> **THE RECORDS**:
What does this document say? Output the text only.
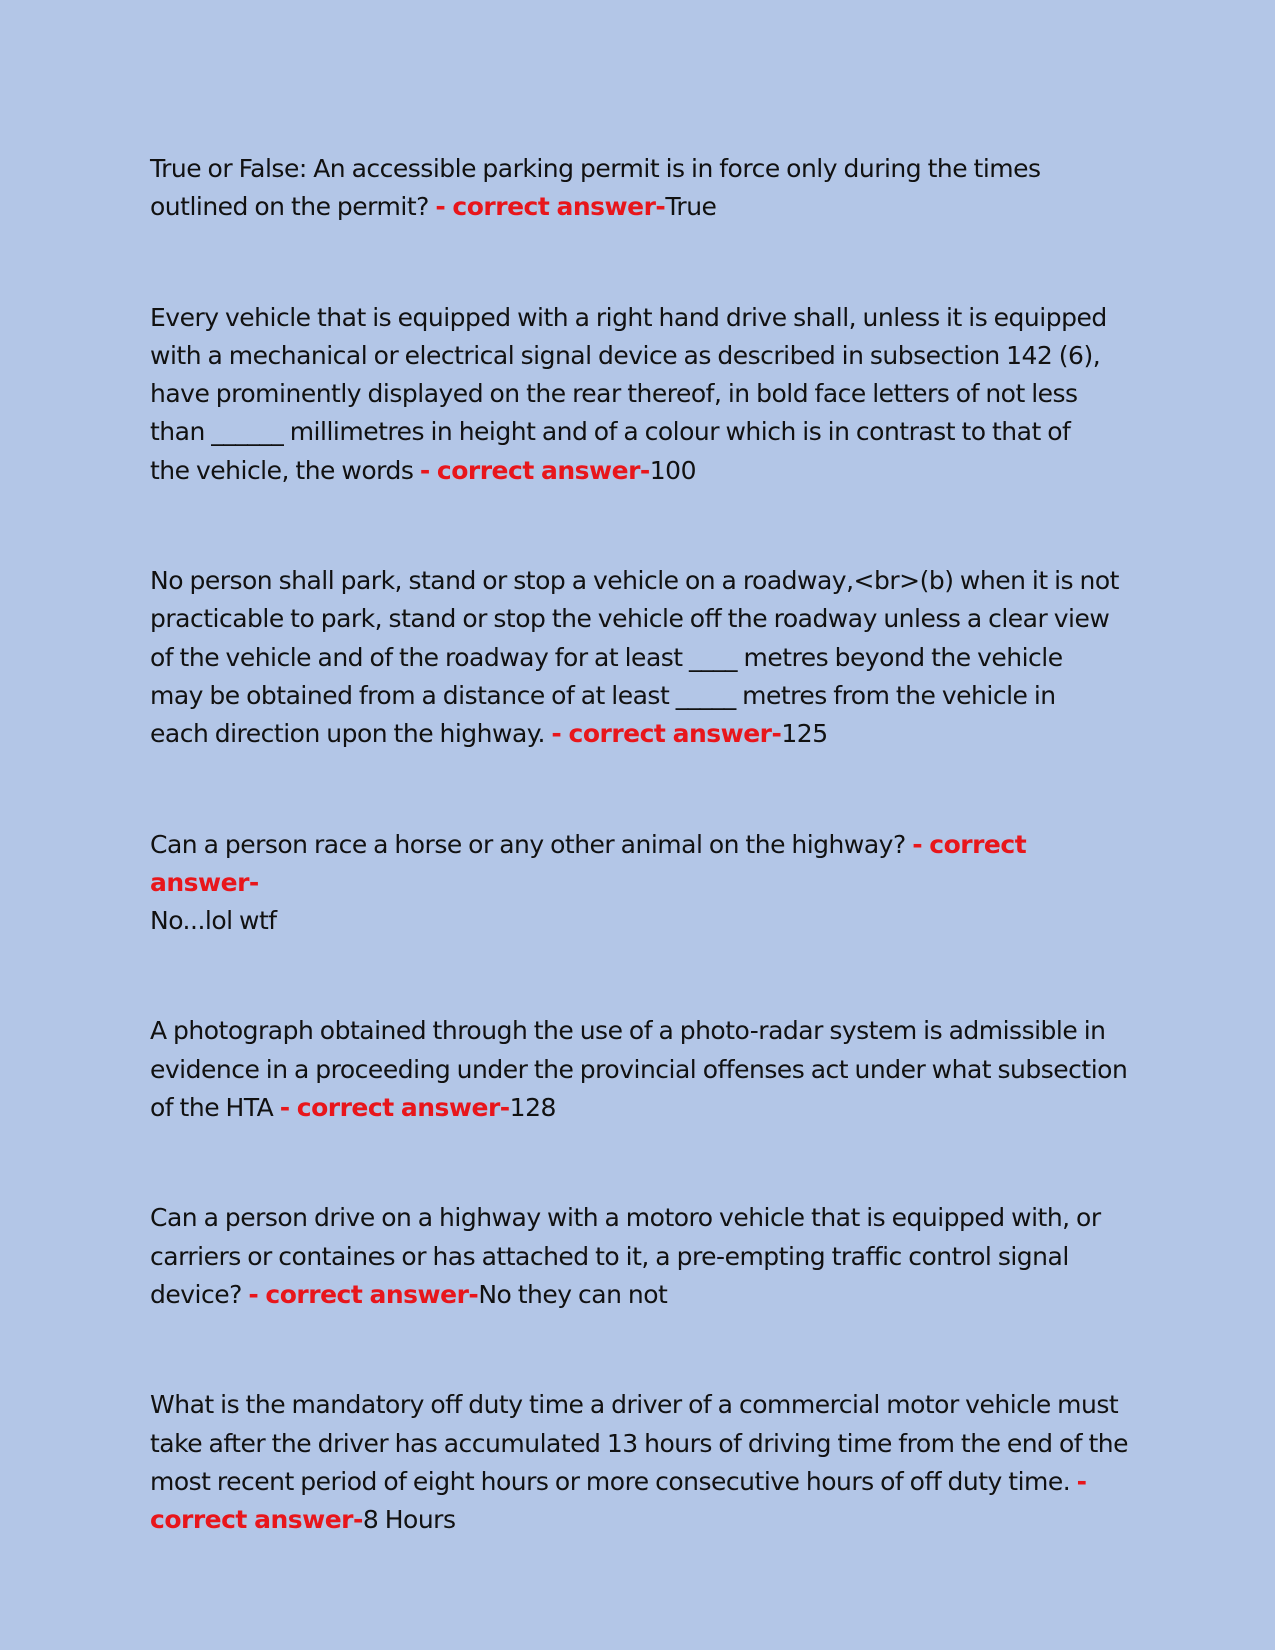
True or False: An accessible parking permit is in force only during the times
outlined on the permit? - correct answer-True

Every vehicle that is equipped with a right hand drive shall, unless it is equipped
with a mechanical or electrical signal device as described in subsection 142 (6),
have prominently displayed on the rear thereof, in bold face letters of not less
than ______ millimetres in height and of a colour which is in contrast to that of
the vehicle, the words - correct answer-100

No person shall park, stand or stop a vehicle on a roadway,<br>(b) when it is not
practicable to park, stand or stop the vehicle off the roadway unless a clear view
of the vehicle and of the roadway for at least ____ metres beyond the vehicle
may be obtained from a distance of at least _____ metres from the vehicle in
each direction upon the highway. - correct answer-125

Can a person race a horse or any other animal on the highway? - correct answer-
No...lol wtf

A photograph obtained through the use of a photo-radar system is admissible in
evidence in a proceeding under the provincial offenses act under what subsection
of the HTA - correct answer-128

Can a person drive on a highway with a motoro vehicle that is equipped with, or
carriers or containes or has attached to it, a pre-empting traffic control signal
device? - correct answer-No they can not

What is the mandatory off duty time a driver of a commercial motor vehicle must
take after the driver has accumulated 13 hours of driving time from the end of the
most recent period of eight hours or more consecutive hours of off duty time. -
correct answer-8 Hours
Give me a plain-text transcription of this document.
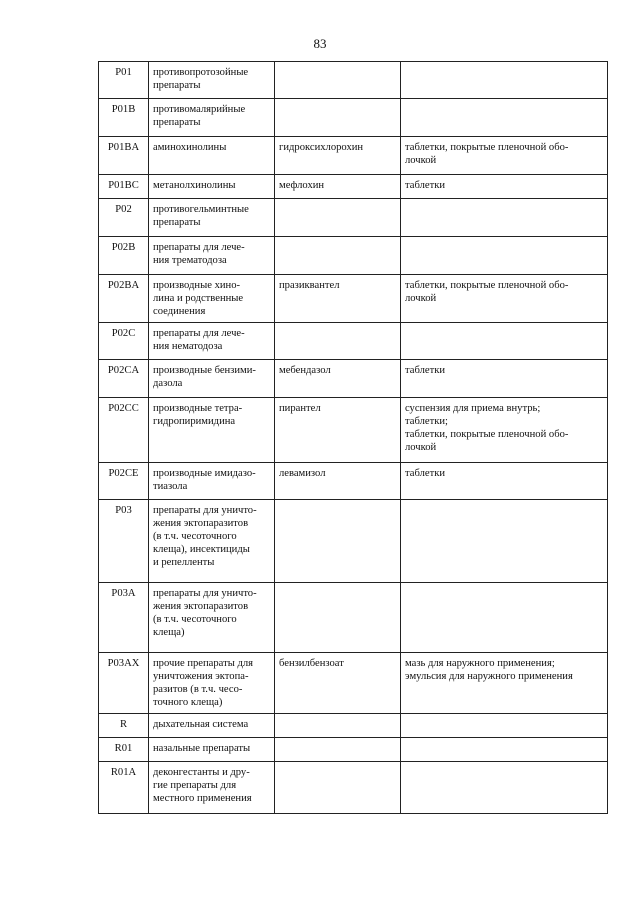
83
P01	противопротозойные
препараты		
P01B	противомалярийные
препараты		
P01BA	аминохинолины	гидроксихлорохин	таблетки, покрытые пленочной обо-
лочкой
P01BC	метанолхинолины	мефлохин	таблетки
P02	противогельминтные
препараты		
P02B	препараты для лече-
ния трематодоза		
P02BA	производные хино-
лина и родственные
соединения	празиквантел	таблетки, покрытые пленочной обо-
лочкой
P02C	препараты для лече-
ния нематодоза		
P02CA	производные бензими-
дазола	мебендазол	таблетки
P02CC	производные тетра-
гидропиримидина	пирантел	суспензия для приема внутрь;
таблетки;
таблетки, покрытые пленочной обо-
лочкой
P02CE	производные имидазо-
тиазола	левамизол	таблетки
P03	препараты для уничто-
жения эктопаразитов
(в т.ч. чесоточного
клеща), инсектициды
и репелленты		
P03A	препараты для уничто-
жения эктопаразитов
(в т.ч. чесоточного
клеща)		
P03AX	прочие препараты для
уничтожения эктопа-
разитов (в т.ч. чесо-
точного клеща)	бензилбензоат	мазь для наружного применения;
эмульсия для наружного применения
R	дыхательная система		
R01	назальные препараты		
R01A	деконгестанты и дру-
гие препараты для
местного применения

---

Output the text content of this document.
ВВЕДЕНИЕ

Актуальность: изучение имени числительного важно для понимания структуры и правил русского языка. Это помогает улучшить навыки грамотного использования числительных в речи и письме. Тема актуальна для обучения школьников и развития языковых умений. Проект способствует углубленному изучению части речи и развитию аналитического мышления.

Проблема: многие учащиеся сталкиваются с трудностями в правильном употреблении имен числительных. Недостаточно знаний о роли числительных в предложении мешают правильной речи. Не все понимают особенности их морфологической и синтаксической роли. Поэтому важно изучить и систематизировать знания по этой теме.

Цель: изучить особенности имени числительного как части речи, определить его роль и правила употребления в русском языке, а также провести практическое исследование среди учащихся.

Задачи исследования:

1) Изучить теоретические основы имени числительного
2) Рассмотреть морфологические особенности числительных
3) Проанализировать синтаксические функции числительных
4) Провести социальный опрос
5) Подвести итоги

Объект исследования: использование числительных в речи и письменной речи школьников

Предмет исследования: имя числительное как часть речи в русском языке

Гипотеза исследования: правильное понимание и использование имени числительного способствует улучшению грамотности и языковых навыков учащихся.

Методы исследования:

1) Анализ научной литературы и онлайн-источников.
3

> **WHAT IS REQUIRED**: Show each line holding the word "использование".

> **REPLY TO THE EXERCISE**:
Объект исследования: использование числительных в речи и письменной речи школьников
Гипотеза исследования: правильное понимание и использование имени числительного способствует улучшению грамотности и языковых навыков учащихся.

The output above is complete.